■ **MATERIAL SHOWN**:
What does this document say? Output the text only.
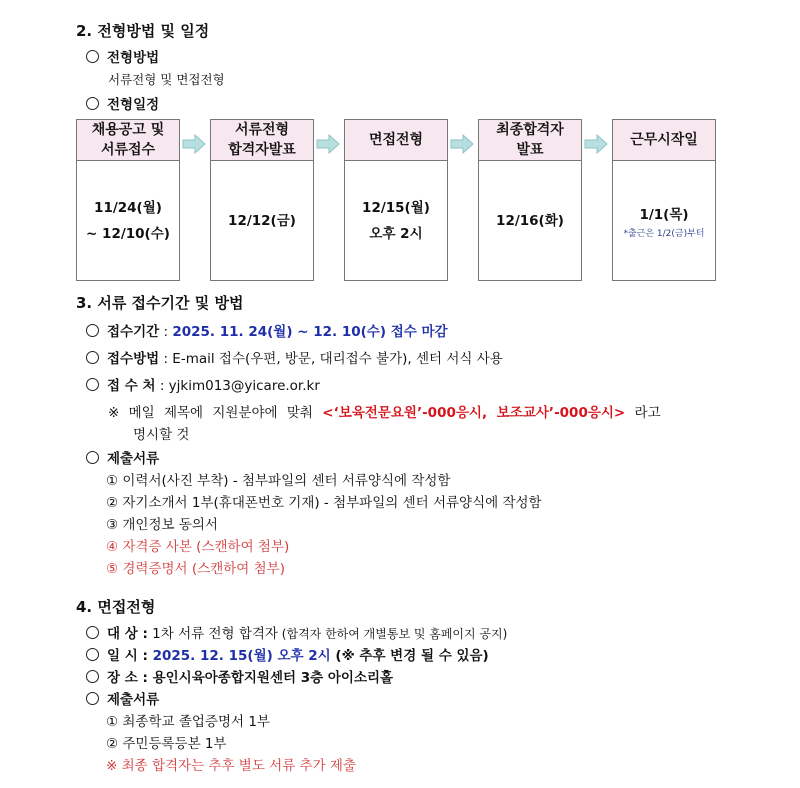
2. 전형방법 및 일정
전형방법
서류전형 및 면접전형
전형일정
채용공고 및
서류접수
11/24(월)
~ 12/10(수)
서류전형
합격자발표
12/12(금)
면접전형
12/15(월)
오후 2시
최종합격자
발표
12/16(화)
근무시작일
1/1(목)
*출근은 1/2(금)부터
3. 서류 접수기간 및 방법
접수기간 : 2025. 11. 24(월) ~ 12. 10(수) 접수 마감
접수방법 : E-mail 접수(우편, 방문, 대리접수 불가), 센터 서식 사용
접 수 처 : yjkim013@yicare.or.kr
※ 메일 제목에 지원분야에 맞춰 <‘보육전문요원’-000응시, 보조교사’-000응시> 라고
명시할 것
제출서류
① 이력서(사진 부착) - 첨부파일의 센터 서류양식에 작성함
② 자기소개서 1부(휴대폰번호 기재) - 첨부파일의 센터 서류양식에 작성함
③ 개인정보 동의서
④ 자격증 사본 (스캔하여 첨부)
⑤ 경력증명서 (스캔하여 첨부)
4. 면접전형
대 상 : 1차 서류 전형 합격자 (합격자 한하여 개별통보 및 홈페이지 공지)
일 시 : 2025. 12. 15(월) 오후 2시 (※ 추후 변경 될 수 있음)
장 소 : 용인시육아종합지원센터 3층 아이소리홀
제출서류
① 최종학교 졸업증명서 1부
② 주민등록등본 1부
※ 최종 합격자는 추후 별도 서류 추가 제출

■ **DESCRIPTION OF THE TASK**: Only lines that contain the word "서류양식에" are wanted; copy each of them.

■ **EXERCISE RESPONSE**:
① 이력서(사진 부착) - 첨부파일의 센터 서류양식에 작성함
② 자기소개서 1부(휴대폰번호 기재) - 첨부파일의 센터 서류양식에 작성함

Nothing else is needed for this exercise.